# Exercise task
Write out the items word for word, from the first line through the line containing "signature-department: 县委宣传部 xyxy=(181,965,284,989)", including both of those lines.
— BEGIN Record extracts —
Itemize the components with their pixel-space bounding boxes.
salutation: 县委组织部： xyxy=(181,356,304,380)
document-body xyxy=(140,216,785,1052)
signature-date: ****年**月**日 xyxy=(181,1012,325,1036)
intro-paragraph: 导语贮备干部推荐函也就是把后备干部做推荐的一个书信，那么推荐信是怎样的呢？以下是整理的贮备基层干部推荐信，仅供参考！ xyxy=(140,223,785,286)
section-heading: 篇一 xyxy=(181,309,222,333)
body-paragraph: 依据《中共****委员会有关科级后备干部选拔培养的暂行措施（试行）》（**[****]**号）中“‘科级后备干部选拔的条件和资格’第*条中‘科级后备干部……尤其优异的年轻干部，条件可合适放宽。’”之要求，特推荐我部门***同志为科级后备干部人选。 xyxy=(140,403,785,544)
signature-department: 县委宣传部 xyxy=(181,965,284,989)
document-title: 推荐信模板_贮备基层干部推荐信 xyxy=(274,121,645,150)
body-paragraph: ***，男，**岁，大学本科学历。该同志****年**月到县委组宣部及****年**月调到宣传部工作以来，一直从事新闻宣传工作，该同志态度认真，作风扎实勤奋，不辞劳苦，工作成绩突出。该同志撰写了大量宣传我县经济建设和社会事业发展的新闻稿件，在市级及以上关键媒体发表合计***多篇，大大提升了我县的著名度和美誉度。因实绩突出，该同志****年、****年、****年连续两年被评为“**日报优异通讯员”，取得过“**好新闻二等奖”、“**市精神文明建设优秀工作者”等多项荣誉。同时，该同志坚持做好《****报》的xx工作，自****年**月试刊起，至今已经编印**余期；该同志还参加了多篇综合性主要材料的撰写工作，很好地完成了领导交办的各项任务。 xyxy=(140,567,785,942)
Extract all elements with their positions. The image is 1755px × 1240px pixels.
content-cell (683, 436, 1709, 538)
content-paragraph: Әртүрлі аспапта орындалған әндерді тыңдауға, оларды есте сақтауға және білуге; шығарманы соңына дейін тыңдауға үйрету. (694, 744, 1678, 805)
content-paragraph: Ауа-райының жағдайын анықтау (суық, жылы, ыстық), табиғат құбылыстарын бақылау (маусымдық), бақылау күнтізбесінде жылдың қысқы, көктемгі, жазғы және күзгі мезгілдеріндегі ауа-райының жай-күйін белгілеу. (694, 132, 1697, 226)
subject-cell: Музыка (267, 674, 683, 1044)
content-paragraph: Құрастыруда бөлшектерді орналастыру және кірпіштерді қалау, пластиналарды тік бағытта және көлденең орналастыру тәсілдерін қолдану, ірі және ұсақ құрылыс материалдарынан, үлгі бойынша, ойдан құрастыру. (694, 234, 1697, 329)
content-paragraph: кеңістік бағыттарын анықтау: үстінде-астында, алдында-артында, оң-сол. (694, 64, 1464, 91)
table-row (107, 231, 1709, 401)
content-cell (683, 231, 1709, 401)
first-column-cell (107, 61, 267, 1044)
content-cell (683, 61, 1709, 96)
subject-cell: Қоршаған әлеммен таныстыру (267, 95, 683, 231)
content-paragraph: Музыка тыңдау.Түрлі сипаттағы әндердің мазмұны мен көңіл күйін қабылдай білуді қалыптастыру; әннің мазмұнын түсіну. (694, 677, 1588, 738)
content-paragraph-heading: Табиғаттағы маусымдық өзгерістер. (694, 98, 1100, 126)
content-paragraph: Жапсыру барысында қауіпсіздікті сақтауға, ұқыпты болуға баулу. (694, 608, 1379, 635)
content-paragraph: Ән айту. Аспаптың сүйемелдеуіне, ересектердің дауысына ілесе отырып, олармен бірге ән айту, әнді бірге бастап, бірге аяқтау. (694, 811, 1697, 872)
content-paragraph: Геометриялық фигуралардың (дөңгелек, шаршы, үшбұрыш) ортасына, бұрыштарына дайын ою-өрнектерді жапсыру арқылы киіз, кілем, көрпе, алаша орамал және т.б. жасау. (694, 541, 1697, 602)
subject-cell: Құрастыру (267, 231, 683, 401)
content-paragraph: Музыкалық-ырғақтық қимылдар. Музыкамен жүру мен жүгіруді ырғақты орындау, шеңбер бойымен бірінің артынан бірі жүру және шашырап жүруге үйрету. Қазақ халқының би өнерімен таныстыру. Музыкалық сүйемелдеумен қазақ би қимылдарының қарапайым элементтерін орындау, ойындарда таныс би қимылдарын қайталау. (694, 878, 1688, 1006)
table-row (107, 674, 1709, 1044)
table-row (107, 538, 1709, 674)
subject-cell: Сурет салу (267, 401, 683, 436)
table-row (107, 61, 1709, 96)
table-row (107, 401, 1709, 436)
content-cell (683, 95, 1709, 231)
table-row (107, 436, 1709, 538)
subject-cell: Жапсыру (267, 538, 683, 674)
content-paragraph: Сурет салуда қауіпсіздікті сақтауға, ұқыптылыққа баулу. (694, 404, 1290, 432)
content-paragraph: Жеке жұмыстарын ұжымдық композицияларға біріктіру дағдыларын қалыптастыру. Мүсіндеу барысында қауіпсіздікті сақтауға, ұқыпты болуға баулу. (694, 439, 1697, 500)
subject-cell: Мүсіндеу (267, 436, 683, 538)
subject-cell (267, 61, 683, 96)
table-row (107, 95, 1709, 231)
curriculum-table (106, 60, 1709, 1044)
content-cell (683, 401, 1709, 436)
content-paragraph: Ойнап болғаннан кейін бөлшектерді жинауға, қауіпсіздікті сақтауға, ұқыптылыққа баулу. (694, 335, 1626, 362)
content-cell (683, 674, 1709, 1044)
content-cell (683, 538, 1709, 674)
— END Record extracts —
# Output of the task
Itemize the components with their pixel-space bounding boxes.
salutation: 县委组织部： xyxy=(181,356,304,380)
document-body xyxy=(140,216,785,1052)
signature-date: ****年**月**日 xyxy=(181,1012,325,1036)
intro-paragraph: 导语贮备干部推荐函也就是把后备干部做推荐的一个书信，那么推荐信是怎样的呢？以下是整理的贮备基层干部推荐信，仅供参考！ xyxy=(140,223,785,286)
section-heading: 篇一 xyxy=(181,309,222,333)
body-paragraph: 依据《中共****委员会有关科级后备干部选拔培养的暂行措施（试行）》（**[****]**号）中“‘科级后备干部选拔的条件和资格’第*条中‘科级后备干部……尤其优异的年轻干部，条件可合适放宽。’”之要求，特推荐我部门***同志为科级后备干部人选。 xyxy=(140,403,785,544)
signature-department: 县委宣传部 xyxy=(181,965,284,989)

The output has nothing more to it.